WHAT THE EXERCISE ASKS:
Output every line of the material exactly, omitting images.

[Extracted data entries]
# # #

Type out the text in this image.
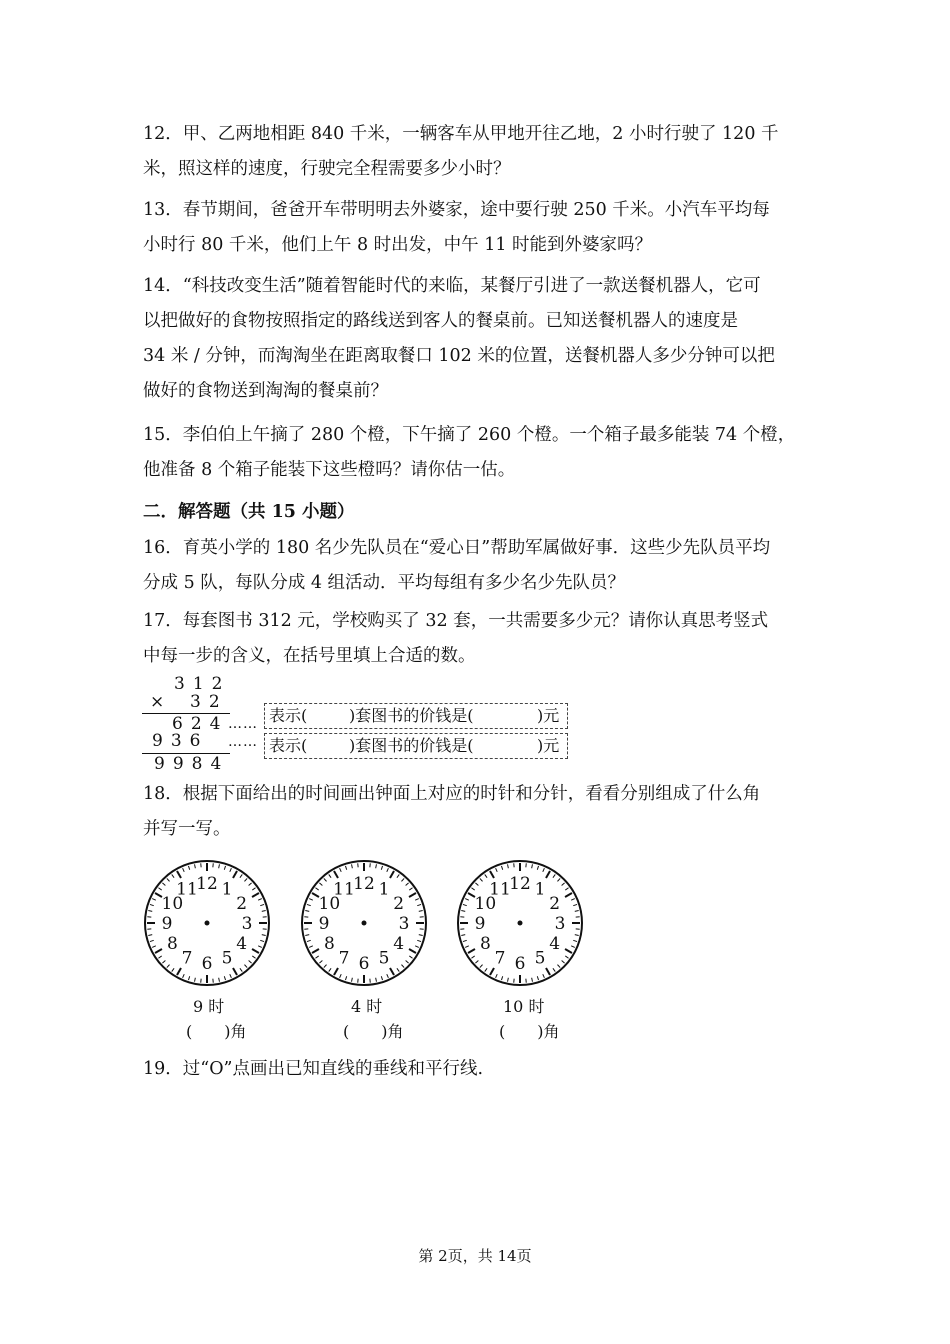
12．甲、乙两地相距 840 千米，一辆客车从甲地开往乙地，2 小时行驶了 120 千
米，照这样的速度，行驶完全程需要多少小时？
13．春节期间，爸爸开车带明明去外婆家，途中要行驶 250 千米。小汽车平均每
小时行 80 千米，他们上午 8 时出发，中午 11 时能到外婆家吗？
14．“科技改变生活”随着智能时代的来临，某餐厅引进了一款送餐机器人，它可
以把做好的食物按照指定的路线送到客人的餐桌前。已知送餐机器人的速度是
34 米 / 分钟，而淘淘坐在距离取餐口 102 米的位置，送餐机器人多少分钟可以把
做好的食物送到淘淘的餐桌前？
15．李伯伯上午摘了 280 个橙，下午摘了 260 个橙。一个箱子最多能装 74 个橙，
他准备 8 个箱子能装下这些橙吗？请你估一估。
二．解答题（共 15 小题）
16．育英小学的 180 名少先队员在“爱心日”帮助军属做好事．这些少先队员平均
分成 5 队，每队分成 4 组活动．平均每组有多少名少先队员？
17．每套图书 312 元，学校购买了 32 套，一共需要多少元？请你认真思考竖式
中每一步的含义，在括号里填上合适的数。
312
× 32
624 ……
936 ……
9984
表示(	)套图书的价钱是(	)元
表示(	)套图书的价钱是(	)元
18．根据下面给出的时间画出钟面上对应的时针和分针，看看分别组成了什么角
并写一写。
12 1
2
3
4
5
6
7
8
9
10
11	12 1
2
3
4
5
6
7
8
9
10
11	12 1
2
3
4
5
6
7
8
9
10
11
9 时	4 时	10 时
(　　)角	(　　)角	(　　)角
19．过“O”点画出已知直线的垂线和平行线.
第 2页，共 14页
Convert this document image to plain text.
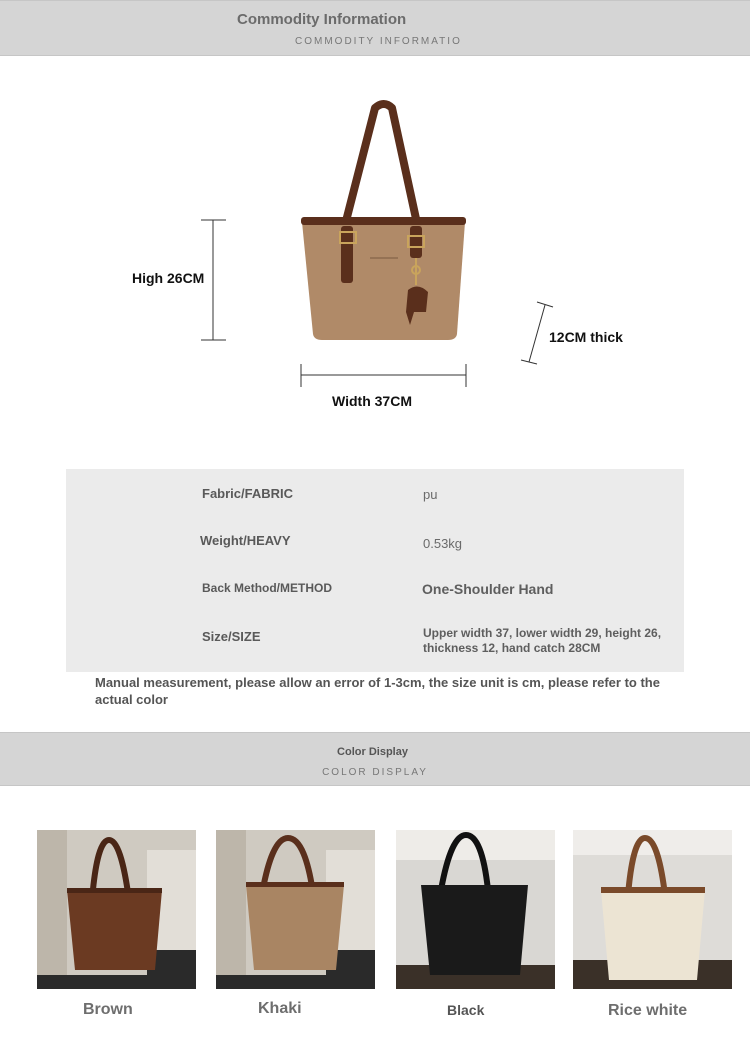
Commodity Information
COMMODITY INFORMATIO
High 26CM
Width 37CM
12CM thick
Fabric/FABRIC	pu
Weight/HEAVY	0.53kg
Back Method/METHOD	One-Shoulder Hand
Size/SIZE	Upper width 37, lower width 29, height 26, thickness 12, hand catch 28CM
Manual measurement, please allow an error of 1-3cm, the size unit is cm, please refer to the actual color
Color Display
COLOR DISPLAY
Brown	Khaki	Black	Rice white
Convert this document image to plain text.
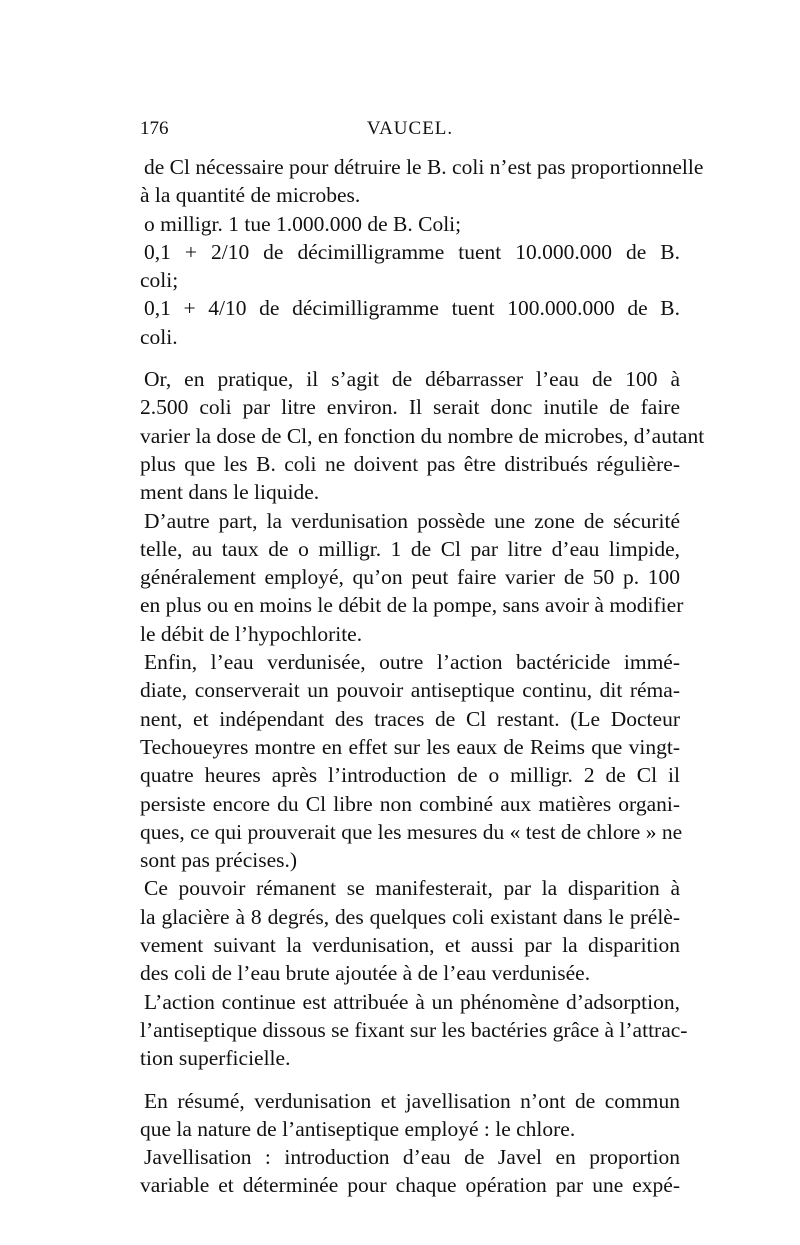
176	VAUCEL.
de Cl nécessaire pour détruire le B. coli n’est pas proportionnelle
à la quantité de microbes.
o milligr. 1 tue 1.000.000 de B. Coli;
0,1 + 2/10 de décimilligramme tuent 10.000.000 de B.
coli;
0,1 + 4/10 de décimilligramme tuent 100.000.000 de B.
coli.
Or, en pratique, il s’agit de débarrasser l’eau de 100 à
2.500 coli par litre environ. Il serait donc inutile de faire
varier la dose de Cl, en fonction du nombre de microbes, d’autant
plus que les B. coli ne doivent pas être distribués régulière-
ment dans le liquide.
D’autre part, la verdunisation possède une zone de sécurité
telle, au taux de o milligr. 1 de Cl par litre d’eau limpide,
généralement employé, qu’on peut faire varier de 50 p. 100
en plus ou en moins le débit de la pompe, sans avoir à modifier
le débit de l’hypochlorite.
Enfin, l’eau verdunisée, outre l’action bactéricide immé-
diate, conserverait un pouvoir antiseptique continu, dit réma-
nent, et indépendant des traces de Cl restant. (Le Docteur
Techoueyres montre en effet sur les eaux de Reims que vingt-
quatre heures après l’introduction de o milligr. 2 de Cl il
persiste encore du Cl libre non combiné aux matières organi-
ques, ce qui prouverait que les mesures du « test de chlore » ne
sont pas précises.)
Ce pouvoir rémanent se manifesterait, par la disparition à
la glacière à 8 degrés, des quelques coli existant dans le prélè-
vement suivant la verdunisation, et aussi par la disparition
des coli de l’eau brute ajoutée à de l’eau verdunisée.
L’action continue est attribuée à un phénomène d’adsorption,
l’antiseptique dissous se fixant sur les bactéries grâce à l’attrac-
tion superficielle.
En résumé, verdunisation et javellisation n’ont de commun
que la nature de l’antiseptique employé : le chlore.
Javellisation : introduction d’eau de Javel en proportion
variable et déterminée pour chaque opération par une expé-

# # #

EXPECTED OUTPUT:
Type out the text in this image.
12．甲、乙两地相距 840 千米，一辆客车从甲地开往乙地，2 小时行驶了 120 千
米，照这样的速度，行驶完全程需要多少小时？
13．春节期间，爸爸开车带明明去外婆家，途中要行驶 250 千米。小汽车平均每
小时行 80 千米，他们上午 8 时出发，中午 11 时能到外婆家吗？
14．“科技改变生活”随着智能时代的来临，某餐厅引进了一款送餐机器人，它可
以把做好的食物按照指定的路线送到客人的餐桌前。已知送餐机器人的速度是
34 米 / 分钟，而淘淘坐在距离取餐口 102 米的位置，送餐机器人多少分钟可以把
做好的食物送到淘淘的餐桌前？
15．李伯伯上午摘了 280 个橙，下午摘了 260 个橙。一个箱子最多能装 74 个橙，
他准备 8 个箱子能装下这些橙吗？请你估一估。
二．解答题（共 15 小题）
16．育英小学的 180 名少先队员在“爱心日”帮助军属做好事．这些少先队员平均
分成 5 队，每队分成 4 组活动．平均每组有多少名少先队员？
17．每套图书 312 元，学校购买了 32 套，一共需要多少元？请你认真思考竖式
中每一步的含义，在括号里填上合适的数。
312
× 32
624 ……
936 ……
9984
表示(	)套图书的价钱是(	)元
表示(	)套图书的价钱是(	)元
18．根据下面给出的时间画出钟面上对应的时针和分针，看看分别组成了什么角
并写一写。
12 1
2
3
4
5
6
7
8
9
10
11	12 1
2
3
4
5
6
7
8
9
10
11	12 1
2
3
4
5
6
7
8
9
10
11
9 时	4 时	10 时
(　　)角	(　　)角	(　　)角
19．过“O”点画出已知直线的垂线和平行线.
第 2页，共 14页
Convert this document image to plain text.
Commodity Information
COMMODITY INFORMATIO
High 26CM
Width 37CM
12CM thick
Fabric/FABRIC	pu
Weight/HEAVY	0.53kg
Back Method/METHOD	One-Shoulder Hand
Size/SIZE	Upper width 37, lower width 29, height 26, thickness 12, hand catch 28CM
Manual measurement, please allow an error of 1-3cm, the size unit is cm, please refer to the actual color
Color Display
COLOR DISPLAY
Brown	Khaki	Black	Rice white
Convert this document image to plain text.
176	VAUCEL.
de Cl nécessaire pour détruire le B. coli n’est pas proportionnelle
à la quantité de microbes.
o milligr. 1 tue 1.000.000 de B. Coli;
0,1 + 2/10 de décimilligramme tuent 10.000.000 de B.
coli;
0,1 + 4/10 de décimilligramme tuent 100.000.000 de B.
coli.
Or, en pratique, il s’agit de débarrasser l’eau de 100 à
2.500 coli par litre environ. Il serait donc inutile de faire
varier la dose de Cl, en fonction du nombre de microbes, d’autant
plus que les B. coli ne doivent pas être distribués régulière-
ment dans le liquide.
D’autre part, la verdunisation possède une zone de sécurité
telle, au taux de o milligr. 1 de Cl par litre d’eau limpide,
généralement employé, qu’on peut faire varier de 50 p. 100
en plus ou en moins le débit de la pompe, sans avoir à modifier
le débit de l’hypochlorite.
Enfin, l’eau verdunisée, outre l’action bactéricide immé-
diate, conserverait un pouvoir antiseptique continu, dit réma-
nent, et indépendant des traces de Cl restant. (Le Docteur
Techoueyres montre en effet sur les eaux de Reims que vingt-
quatre heures après l’introduction de o milligr. 2 de Cl il
persiste encore du Cl libre non combiné aux matières organi-
ques, ce qui prouverait que les mesures du « test de chlore » ne
sont pas précises.)
Ce pouvoir rémanent se manifesterait, par la disparition à
la glacière à 8 degrés, des quelques coli existant dans le prélè-
vement suivant la verdunisation, et aussi par la disparition
des coli de l’eau brute ajoutée à de l’eau verdunisée.
L’action continue est attribuée à un phénomène d’adsorption,
l’antiseptique dissous se fixant sur les bactéries grâce à l’attrac-
tion superficielle.
En résumé, verdunisation et javellisation n’ont de commun
que la nature de l’antiseptique employé : le chlore.
Javellisation : introduction d’eau de Javel en proportion
variable et déterminée pour chaque opération par une expé-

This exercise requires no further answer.